> _DIRECTIONS_:
Scan the records for the word "shape". Copy each line that includes it.

> _RECORDS FOR THIS TASK_:
--------

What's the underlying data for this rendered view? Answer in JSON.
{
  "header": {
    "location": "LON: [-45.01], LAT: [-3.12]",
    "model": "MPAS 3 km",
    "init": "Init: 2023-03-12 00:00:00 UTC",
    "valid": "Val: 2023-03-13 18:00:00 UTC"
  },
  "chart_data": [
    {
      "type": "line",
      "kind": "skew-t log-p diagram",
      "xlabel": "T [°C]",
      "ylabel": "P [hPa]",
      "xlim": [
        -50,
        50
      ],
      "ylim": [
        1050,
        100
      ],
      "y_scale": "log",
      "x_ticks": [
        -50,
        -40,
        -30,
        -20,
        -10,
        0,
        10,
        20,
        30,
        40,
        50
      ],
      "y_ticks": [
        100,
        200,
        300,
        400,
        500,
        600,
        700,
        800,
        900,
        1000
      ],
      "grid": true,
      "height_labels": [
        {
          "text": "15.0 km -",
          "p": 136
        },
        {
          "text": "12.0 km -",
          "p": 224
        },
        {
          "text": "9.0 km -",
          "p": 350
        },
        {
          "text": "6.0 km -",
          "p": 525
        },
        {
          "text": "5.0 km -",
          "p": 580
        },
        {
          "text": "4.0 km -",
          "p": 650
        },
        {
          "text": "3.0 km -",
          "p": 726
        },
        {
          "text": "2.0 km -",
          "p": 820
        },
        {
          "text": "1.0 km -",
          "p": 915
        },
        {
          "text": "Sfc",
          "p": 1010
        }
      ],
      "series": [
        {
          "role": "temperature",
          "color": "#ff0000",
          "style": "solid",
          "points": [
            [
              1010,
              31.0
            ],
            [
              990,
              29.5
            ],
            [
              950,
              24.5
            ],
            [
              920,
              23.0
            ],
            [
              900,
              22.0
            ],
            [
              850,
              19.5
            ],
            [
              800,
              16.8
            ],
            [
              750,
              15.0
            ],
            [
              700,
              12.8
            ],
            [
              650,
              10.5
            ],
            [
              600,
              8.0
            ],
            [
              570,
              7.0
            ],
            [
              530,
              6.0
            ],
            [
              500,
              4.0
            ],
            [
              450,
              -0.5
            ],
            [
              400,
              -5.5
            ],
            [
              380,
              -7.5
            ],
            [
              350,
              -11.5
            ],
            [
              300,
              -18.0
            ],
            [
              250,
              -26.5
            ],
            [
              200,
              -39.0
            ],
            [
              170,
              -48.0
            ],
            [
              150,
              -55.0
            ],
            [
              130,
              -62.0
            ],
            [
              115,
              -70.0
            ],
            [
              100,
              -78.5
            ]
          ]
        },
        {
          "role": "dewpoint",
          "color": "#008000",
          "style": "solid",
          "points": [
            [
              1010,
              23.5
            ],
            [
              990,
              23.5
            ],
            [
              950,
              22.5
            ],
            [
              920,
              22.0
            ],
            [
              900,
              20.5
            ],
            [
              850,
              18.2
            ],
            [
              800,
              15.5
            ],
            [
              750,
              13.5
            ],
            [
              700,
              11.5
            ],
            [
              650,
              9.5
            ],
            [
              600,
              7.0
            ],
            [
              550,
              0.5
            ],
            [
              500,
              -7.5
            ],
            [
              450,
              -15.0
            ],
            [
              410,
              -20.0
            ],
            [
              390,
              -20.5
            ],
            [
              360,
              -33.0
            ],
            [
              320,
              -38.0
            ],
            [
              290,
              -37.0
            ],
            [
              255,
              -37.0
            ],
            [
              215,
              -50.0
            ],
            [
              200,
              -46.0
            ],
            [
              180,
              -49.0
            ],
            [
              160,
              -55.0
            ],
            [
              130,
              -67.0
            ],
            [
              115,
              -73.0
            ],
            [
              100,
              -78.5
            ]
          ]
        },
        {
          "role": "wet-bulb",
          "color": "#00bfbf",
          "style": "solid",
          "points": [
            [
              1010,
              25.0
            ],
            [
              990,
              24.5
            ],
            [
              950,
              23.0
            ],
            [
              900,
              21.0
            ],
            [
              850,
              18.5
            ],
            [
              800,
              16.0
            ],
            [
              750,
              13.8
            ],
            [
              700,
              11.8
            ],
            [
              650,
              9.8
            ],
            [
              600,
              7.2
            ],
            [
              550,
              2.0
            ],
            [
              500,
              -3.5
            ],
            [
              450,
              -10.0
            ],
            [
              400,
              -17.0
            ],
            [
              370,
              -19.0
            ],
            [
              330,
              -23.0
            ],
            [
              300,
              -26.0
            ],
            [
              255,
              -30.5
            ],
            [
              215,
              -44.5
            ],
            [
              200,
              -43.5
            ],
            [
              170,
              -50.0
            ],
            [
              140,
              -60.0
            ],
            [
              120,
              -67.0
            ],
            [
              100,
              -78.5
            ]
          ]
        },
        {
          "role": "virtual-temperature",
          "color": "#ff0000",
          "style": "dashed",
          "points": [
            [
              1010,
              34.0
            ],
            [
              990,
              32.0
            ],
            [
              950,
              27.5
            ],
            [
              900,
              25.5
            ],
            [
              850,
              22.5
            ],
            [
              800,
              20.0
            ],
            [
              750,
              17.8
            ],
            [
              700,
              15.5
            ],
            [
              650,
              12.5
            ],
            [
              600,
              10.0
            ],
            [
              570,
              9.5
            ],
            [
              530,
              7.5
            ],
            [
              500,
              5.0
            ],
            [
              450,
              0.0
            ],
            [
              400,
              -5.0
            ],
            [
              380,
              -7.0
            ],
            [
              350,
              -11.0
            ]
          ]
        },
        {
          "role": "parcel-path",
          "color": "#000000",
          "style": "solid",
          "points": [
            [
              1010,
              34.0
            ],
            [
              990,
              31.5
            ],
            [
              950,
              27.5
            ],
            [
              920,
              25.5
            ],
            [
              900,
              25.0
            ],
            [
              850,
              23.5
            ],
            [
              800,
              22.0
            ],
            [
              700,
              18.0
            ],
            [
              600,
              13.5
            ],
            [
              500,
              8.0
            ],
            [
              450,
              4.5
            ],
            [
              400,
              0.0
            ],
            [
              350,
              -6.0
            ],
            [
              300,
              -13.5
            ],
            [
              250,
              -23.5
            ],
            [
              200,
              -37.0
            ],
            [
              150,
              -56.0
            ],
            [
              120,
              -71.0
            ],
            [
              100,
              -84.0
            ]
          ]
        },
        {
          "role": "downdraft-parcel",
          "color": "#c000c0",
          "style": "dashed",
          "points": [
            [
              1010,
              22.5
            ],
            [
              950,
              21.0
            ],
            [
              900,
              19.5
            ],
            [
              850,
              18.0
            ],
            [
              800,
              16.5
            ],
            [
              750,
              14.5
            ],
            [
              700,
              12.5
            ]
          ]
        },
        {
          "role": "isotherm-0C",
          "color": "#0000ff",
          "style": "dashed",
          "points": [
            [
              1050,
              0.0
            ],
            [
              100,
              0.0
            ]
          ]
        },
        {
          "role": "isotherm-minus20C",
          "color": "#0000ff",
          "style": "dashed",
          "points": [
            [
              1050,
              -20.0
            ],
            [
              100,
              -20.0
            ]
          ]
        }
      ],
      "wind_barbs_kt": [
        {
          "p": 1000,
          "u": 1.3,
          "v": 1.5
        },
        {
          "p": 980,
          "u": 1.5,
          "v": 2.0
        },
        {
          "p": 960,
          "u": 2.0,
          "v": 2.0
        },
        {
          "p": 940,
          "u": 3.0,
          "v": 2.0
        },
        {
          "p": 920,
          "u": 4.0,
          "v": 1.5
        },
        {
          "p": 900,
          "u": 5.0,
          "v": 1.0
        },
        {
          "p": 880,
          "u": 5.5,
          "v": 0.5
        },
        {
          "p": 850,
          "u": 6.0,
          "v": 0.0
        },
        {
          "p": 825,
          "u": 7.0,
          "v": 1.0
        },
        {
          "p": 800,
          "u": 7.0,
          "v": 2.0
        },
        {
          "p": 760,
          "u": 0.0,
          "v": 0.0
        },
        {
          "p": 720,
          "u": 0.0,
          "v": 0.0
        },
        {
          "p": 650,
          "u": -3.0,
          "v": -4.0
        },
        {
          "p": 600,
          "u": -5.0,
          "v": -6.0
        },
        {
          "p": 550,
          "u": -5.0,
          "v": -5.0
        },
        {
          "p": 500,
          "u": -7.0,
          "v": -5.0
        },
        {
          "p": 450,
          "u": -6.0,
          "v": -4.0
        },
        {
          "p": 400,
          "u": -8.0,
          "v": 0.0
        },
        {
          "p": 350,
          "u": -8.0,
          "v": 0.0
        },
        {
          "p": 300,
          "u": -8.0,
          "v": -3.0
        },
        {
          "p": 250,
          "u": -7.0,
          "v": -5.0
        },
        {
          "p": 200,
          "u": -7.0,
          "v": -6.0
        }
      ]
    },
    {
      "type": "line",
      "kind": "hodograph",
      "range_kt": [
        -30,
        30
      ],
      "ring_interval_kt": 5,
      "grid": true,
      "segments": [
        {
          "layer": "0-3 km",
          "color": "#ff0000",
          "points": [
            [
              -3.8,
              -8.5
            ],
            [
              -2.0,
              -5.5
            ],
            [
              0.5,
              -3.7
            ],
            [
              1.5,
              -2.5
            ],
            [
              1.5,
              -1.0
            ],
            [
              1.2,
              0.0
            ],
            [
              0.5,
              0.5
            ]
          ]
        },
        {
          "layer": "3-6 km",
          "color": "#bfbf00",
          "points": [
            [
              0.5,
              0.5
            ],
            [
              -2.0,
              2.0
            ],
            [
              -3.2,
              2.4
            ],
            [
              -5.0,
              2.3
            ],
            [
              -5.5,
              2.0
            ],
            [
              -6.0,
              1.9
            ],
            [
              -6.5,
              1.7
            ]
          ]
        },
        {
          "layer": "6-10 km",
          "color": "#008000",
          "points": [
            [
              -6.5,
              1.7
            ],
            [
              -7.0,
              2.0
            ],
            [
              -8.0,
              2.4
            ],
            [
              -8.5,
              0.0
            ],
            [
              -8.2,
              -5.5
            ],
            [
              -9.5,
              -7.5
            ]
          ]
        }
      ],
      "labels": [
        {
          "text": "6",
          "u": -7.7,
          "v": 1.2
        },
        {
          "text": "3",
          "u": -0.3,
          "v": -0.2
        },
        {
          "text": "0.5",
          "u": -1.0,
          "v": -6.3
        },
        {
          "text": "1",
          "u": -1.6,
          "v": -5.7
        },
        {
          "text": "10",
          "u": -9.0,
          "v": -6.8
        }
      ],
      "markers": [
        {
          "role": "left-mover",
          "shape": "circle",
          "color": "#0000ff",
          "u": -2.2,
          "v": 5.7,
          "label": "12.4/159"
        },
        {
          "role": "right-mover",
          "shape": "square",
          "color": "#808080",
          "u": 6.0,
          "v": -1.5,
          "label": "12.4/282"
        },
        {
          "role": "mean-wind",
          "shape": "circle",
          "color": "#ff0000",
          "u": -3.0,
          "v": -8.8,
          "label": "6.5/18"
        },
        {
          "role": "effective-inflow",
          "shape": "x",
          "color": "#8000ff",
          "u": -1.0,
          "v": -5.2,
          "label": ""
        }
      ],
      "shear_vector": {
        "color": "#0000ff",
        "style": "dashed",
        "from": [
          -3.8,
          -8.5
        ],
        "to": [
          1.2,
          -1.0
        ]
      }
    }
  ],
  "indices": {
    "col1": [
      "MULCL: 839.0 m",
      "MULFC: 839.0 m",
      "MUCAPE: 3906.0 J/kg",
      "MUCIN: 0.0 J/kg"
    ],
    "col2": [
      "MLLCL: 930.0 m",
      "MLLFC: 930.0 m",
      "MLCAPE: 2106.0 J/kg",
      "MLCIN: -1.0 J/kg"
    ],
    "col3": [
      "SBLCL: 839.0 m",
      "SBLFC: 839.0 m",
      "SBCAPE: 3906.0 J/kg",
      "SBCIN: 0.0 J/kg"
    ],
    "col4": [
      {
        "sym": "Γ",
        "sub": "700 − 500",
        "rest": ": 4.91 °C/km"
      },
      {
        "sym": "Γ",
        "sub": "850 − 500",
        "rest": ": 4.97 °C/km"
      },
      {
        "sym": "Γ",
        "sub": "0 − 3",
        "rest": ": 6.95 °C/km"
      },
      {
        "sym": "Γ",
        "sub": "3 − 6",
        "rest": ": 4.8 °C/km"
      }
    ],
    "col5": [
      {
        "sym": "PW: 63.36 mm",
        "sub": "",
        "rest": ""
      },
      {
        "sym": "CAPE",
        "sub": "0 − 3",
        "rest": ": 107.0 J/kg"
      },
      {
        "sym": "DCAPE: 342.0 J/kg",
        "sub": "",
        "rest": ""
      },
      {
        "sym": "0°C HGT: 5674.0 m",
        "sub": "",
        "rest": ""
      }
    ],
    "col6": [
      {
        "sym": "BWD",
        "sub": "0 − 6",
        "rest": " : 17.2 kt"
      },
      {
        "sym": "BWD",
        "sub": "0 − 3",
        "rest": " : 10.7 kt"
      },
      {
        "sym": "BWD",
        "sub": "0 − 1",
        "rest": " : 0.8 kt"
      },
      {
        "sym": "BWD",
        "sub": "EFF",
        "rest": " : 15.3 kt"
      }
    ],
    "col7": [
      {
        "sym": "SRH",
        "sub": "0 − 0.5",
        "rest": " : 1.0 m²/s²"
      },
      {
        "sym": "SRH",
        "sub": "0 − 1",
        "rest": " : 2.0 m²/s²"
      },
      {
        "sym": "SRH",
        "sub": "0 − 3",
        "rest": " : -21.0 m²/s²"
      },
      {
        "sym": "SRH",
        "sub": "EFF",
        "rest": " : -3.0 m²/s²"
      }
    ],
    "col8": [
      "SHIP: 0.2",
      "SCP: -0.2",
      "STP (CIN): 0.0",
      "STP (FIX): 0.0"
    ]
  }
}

--------

> _FULL ANSWER_:
          "shape": "circle",
          "shape": "square",
          "shape": "circle",
          "shape": "x",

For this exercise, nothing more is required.